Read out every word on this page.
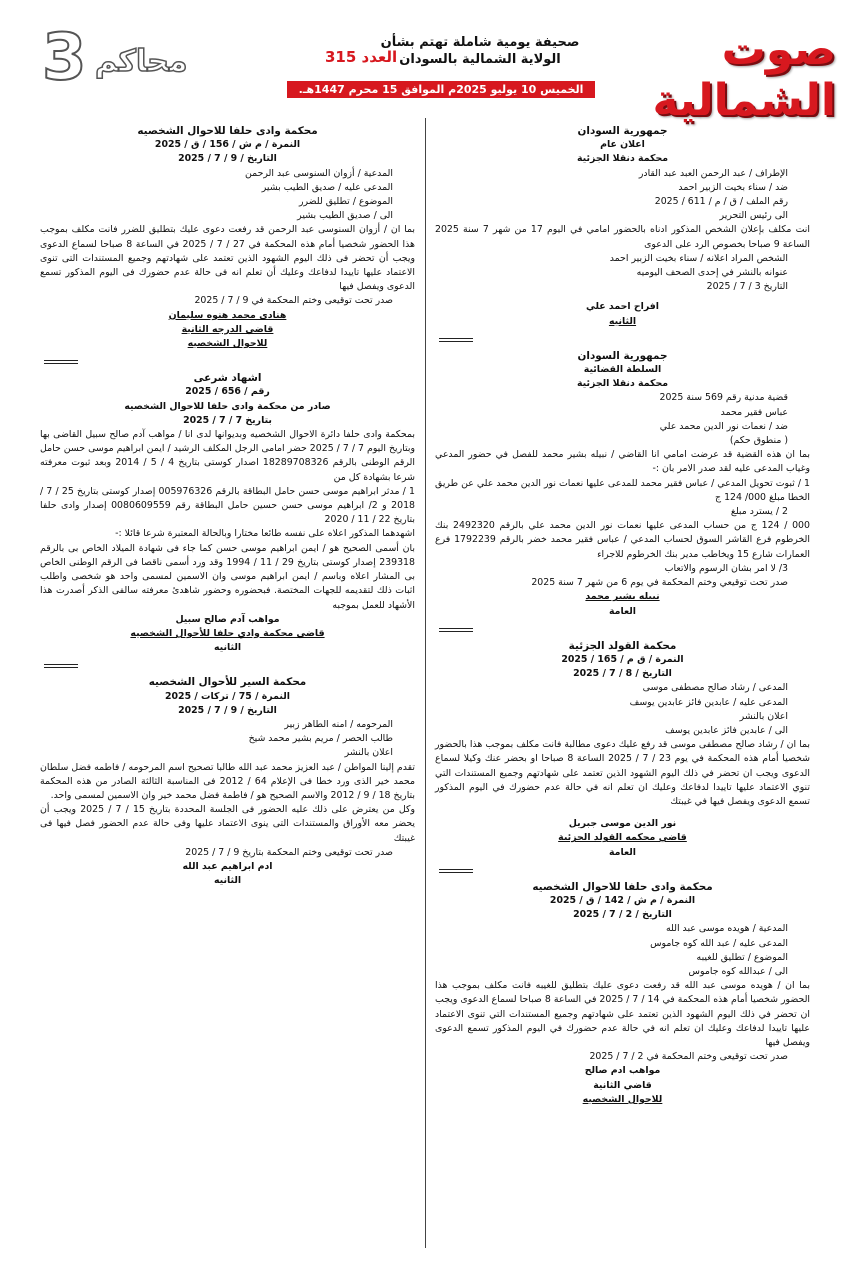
صوت الشمالية
صحيفة يومية شاملة تهتم بشأن
الولاية الشمالية بالسودان
العدد 315
الخميس 10 يوليو 2025م الموافق 15 محرم 1447هـ.
محاكم
3

جمهورية السودان

اعلان عام

محكمة دنقلا الجزئية

الإطراف / عبد الرحمن العبد عبد القادر

ضد / سناء بخيت الزبير احمد

رقم الملف / ق / م / 611 / 2025

الى رئيس التحرير

انت مكلف بإعلان الشخص المذكور ادناه بالحضور امامي في اليوم 17 من شهر 7 سنة 2025 الساعة 9 صباحا بخصوص الرد على الدعوى

الشخص المراد اعلانه / سناء بخيت الزبير احمد

عنوانه بالنشر في إحدى الصحف اليوميه

التاريخ 3 / 7 / 2025

افراح احمد علي

الثانيه

جمهورية السودان

السلطة القضائية

محكمة دنقلا الجزئية

قضية مدنية رقم 569 سنة 2025

عباس فقير محمد

ضد / نعمات نور الدين محمد علي

( منطوق حكم)

بما ان هذه القضية قد عرضت امامي انا القاضي / نبيله بشير محمد للفصل في حضور المدعي وغياب المدعى عليه لقد صدر الامر بان :-

1 / ثبوت تحويل المدعي / عباس فقير محمد للمدعى عليها نعمات نور الدين محمد علي عن طريق الخطا مبلغ 000/ 124 ج

2 / يسترد مبلغ

000 / 124 ج من حساب المدعى عليها نعمات نور الدين محمد علي بالرقم 2492320 بنك الخرطوم فرع القاشر السوق لحساب المدعي / عباس فقير محمد خضر بالرقم 1792239 فرع العمارات شارع 15 ويخاطب مدير بنك الخرطوم للاجراء

3/ لا امر بشان الرسوم والاتعاب

صدر تحت توقيعي وختم المحكمة في يوم 6 من شهر 7 سنة 2025

نبيله بشير محمد

العامة

محكمة القولد الجزئية

النمرة / ق م / 165 / 2025

التاريخ / 8 / 7 / 2025

المدعى / رشاد صالح مصطفى موسى

المدعى عليه / عابدين فائز عابدين يوسف

اعلان بالنشر

الى / عابدين فائز عابدين يوسف

بما ان / رشاد صالح مصطفى موسى قد رفع عليك دعوى مطالبة فانت مكلف بموجب هذا بالحضور شخصيا أمام هذه المحكمة في يوم 23 / 7 / 2025 الساعة 8 صباحا او بحضر عنك وكيلا لسماع الدعوى ويجب ان تحضر في ذلك اليوم الشهود الذين تعتمد على شهادتهم وجميع المستندات التي تنوي الاعتماد عليها تاييدا لدفاعك وعليك ان تعلم انه في حالة عدم حضورك في اليوم المذكور تسمع الدعوى ويفصل فيها في غيبتك

نور الدين موسى جبريل

قاضي محكمه القولد الجزئية

العامة

محكمة وادى حلفا للاحوال الشخصيه

النمرة / م ش / 142 / ق / 2025

التاريخ / 2 / 7 / 2025

المدعية / هويده موسى عبد الله

المدعى عليه / عبد الله كوه جاموس

الموضوع / تطليق للغيبه

الى / عبدالله كوه جاموس

بما ان / هويده موسى عبد الله قد رفعت دعوى عليك بتطليق للغيبه فانت مكلف بموجب هذا الحضور شخصيا أمام هذه المحكمة في 14 / 7 / 2025 في الساعة 8 صباحا لسماع الدعوى ويجب ان تحضر في ذلك اليوم الشهود الذين تعتمد على شهادتهم وجميع المستندات التي تنوى الاعتماد عليها تاييدا لدفاعك وعليك ان تعلم انه في حالة عدم حضورك في اليوم المذكور تسمع الدعوى ويفصل فيها

صدر تحت توقيعى وختم المحكمة في 2 / 7 / 2025

مواهب ادم صالح

قاضي الثانية

للاحوال الشخصيه

محكمة وادى حلفا للاحوال الشخصيه

النمرة / م ش / 156 / ق / 2025

التاريخ / 9 / 7 / 2025

المدعية / أزوان السنوسى عبد الرحمن

المدعى عليه / صديق الطيب بشير

الموضوع / تطليق للضرر

الى / صديق الطيب بشير

بما ان / أزوان السنوسى عبد الرحمن قد رفعت دعوى عليك بتطليق للضرر فانت مكلف بموجب هذا الحضور شخصيا أمام هذه المحكمة في 27 / 7 / 2025 في الساعة 8 صباحا لسماع الدعوى ويجب أن تحضر فى ذلك اليوم الشهود الذين تعتمد على شهادتهم وجميع المستندات التى تنوى الاعتماد عليها تاييدا لدفاعك وعليك أن تعلم انه فى حالة عدم حضورك فى اليوم المذكور تسمع الدعوى ويفصل فيها

صدر تحت توقيعى وختم المحكمة في 9 / 7 / 2025

هنادى محمد هنوه سليمان

قاضي الدرجه الثانية

للاحوال الشخصيه

اشهاد شرعى

رقم / 656 / 2025

صادر من محكمة وادى حلفا للاحوال الشخصيه

بتاريخ 7 / 7 / 2025

بمحكمة وادى حلفا دائرة الاحوال الشخصيه وبديوانها لدى انا / مواهب آدم صالح سبيل القاضى بها وبتاريخ اليوم 7 / 7 / 2025 حضر امامى الرجل المكلف الرشيد / ايمن ابراهيم موسى حسن حامل الرقم الوطنى بالرقم 18289708326 اصدار كوستى بتاريخ 4 / 5 / 2014 وبعد ثبوت معرفته شرعا بشهادة كل من

1 / مدثر ابراهيم موسى حسن حامل البطاقة بالرقم 005976326 إصدار كوستى بتاريخ 25 / 7 / 2018 و 2/ ابراهيم موسى حسن حسين حامل البطاقة رقم 0080609559 إصدار وادى حلفا بتاريخ 22 / 11 / 2020

اشهدهما المذكور اعلاه على نفسه طائعا مختارا وبالحالة المعتبرة شرعا قائلا :-

بان أسمى الصحيح هو / ايمن ابراهيم موسى حسن كما جاء فى شهادة الميلاد الخاص بى بالرقم 239318 إصدار كوستى بتاريخ 29 / 11 / 1994 وقد ورد أسمى ناقصا فى الرقم الوطنى الخاص بى المشار اعلاه وباسم / ايمن ابراهيم موسى وان الاسمين لمسمى واحد هو شخصى واطلب اثبات ذلك لتقديمه للجهات المختصة. فبحضوره وحضور شاهدئ معرفته سالفى الذكر أصدرت هذا الأشهاد للعمل بموجبه

مواهب آدم صالح سبيل

قاضي محكمة وادي حلفا للأحوال الشخصيه

الثانيه

محكمة السير للأحوال الشخصيه

النمرة / 75 / تركات / 2025

التاريخ / 9 / 7 / 2025

المرحومه / امنه الطاهر زبير

طالب الحصر / مريم بشير محمد شيخ

اعلان بالنشر

تقدم إلينا المواطن / عبد العزيز محمد عبد الله طالبا تصحيح اسم المرحومه / فاطمه فضل سلطان محمد خير الذى ورد خطا فى الإعلام 64 / 2012 فى المناسبة الثالثة الصادر من هذه المحكمة بتاريخ 18 / 9 / 2012 والاسم الصحيح هو / فاطمة فضل محمد خير وان الاسمين لمسمى واحد.

وكل من يعترض على ذلك عليه الحضور فى الجلسة المحددة بتاريخ 15 / 7 / 2025 ويجب أن يحضر معه الأوراق والمستندات التى ينوى الاعتماد عليها وفى حالة عدم الحضور فصل فيها فى غيبتك

صدر تحت توقيعى وختم المحكمة بتاريخ 9 / 7 / 2025

ادم ابراهيم عبد الله

الثانيه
○ ○ ○ ○
- WHAT TO WORK ON -
Pull every line holding "نبيله" out of the records.

- FULL ANSWER -
بما ان هذه القضية قد عرضت امامي انا القاضي / نبيله بشير محمد للفصل في حضور المدعي وغياب المدعى عليه لقد صدر الامر بان :-
نبيله بشير محمد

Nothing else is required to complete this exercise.